_节选内容_
______________________________

关键词瞬时感受器电位香草酸受体3    胶质瘤    增殖    侵袭    细胞周期蛋白D1    
Transient Receptor Potential Vanilloid 3 Promotes Proliferation and Invasion in Glioma U251 Cells
1. Department of Neurosurgery, The Third Affiliated Hospital of Guizhou Medical University, Duyun 558000, China;
2. Department of Pathology, General Hospital of Daqing Oil Field, Daqing 163001, China;
3. Department of Medical Experimental Center, The Third Affiliated Hospital of Guizhou Medical University, Duyun 558000, China
Abstract: Objective To study the effect of transient receptor potential vanilloid 3(TRPV3) channel protein on the proliferation and invasion in glioma U251 cell line and its molecular mechanism. Methods TRPV3 expression was knocked down using siRNA technology in glioma U251 cells. The MTT method was used for detection of cell proliferation. Western blotting was performed to detect the expression of proliferating cell nuclear antigen(PCNA), matrix metalloproteinase(MMP) -2 and MMP-9, calcium/calmodulin-dependent kinase Ⅱ (CaMKⅡ), and cyclin D1. Results Knockdown of TRPV3 expression inhibited U251 cell proliferation and invasion and the expression of phosphorylated CaMKⅡand cyclin D1. Conclusion TRPV3 channel protein can promote the proliferation and invasion of glioma U251 cells. The mechanism is overexpression of cyclin D1 via extracellular Ca2+ influx, induced by the opening of the TRPV3 channel.

______________________________

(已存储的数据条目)
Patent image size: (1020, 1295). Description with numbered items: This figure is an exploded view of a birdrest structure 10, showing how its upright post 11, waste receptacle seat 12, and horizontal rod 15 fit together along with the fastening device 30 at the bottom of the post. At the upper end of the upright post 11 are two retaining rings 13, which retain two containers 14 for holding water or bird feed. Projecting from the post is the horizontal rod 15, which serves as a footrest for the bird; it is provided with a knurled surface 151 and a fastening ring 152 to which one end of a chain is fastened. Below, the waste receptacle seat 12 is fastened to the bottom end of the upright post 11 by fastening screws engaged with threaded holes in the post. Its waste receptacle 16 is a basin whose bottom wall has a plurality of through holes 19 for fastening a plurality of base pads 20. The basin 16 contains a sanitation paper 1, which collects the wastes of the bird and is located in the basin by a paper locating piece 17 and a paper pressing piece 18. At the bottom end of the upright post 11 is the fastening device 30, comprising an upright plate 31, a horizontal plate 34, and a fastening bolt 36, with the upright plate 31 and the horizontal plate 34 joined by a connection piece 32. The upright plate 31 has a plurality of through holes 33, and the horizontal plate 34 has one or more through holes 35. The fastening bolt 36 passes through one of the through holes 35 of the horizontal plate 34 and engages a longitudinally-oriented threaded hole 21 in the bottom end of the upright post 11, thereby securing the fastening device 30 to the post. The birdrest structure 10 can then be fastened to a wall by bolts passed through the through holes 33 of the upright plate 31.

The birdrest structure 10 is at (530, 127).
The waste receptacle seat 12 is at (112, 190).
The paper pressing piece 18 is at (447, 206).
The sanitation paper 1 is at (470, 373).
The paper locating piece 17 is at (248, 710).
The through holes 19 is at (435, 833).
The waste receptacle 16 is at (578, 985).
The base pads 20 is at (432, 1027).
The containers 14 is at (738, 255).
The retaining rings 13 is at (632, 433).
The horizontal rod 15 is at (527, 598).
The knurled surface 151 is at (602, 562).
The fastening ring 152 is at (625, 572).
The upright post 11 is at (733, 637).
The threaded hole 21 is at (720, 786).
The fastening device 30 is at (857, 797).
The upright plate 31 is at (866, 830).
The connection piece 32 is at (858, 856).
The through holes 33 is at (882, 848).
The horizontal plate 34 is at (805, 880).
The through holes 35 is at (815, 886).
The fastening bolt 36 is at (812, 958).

______________________________

_任务说明_
从有关TRPV3促进胶质瘤U251细胞增殖与侵袭的这段节选的最后一句之后续写下去。

_回答_
神经胶质瘤是起源于神经外胚层的颅内常见肿瘤,占颅内肿瘤的50%以上,具有高发病率、高复发率、高病死率和低治愈率的特点。虽然临床上应用手术、化疗、放疗等综合治疗方法,但是中低分化星形细胞瘤和胶质母细胞瘤的治疗效果仍无明显改善,肿瘤多在术后7~10个月内复发[1]。因此,针对调控胶质瘤增殖、分化的表面分子以及信号通路等新治疗靶点的研究非常必要。瞬时感受器电位香草酸受体3(transient receptor potential vanilloid 3,TRPV3)是瞬时感受器电位通道蛋白的家族成员,被认为是一种钙离子通道蛋白,在皮肤、角化细胞、脑、脊髓、背根神经节等多种组织中都有表达,并通过接受细胞外信号发挥其生理功能,对机体产生影响[2-3]。在多种肿瘤中TRPV3都有表达,如结肠癌、肝癌、肺癌、膀胱癌等,并与肿瘤的发生发展密切相关[4]。但是,TRPV3通道蛋白在胶质瘤发展过程中的作用,仍未有相关研究和报道。本研究探讨了TRPV3通道蛋白对胶质瘤U251细胞系增殖和侵袭的影响及其分子机制。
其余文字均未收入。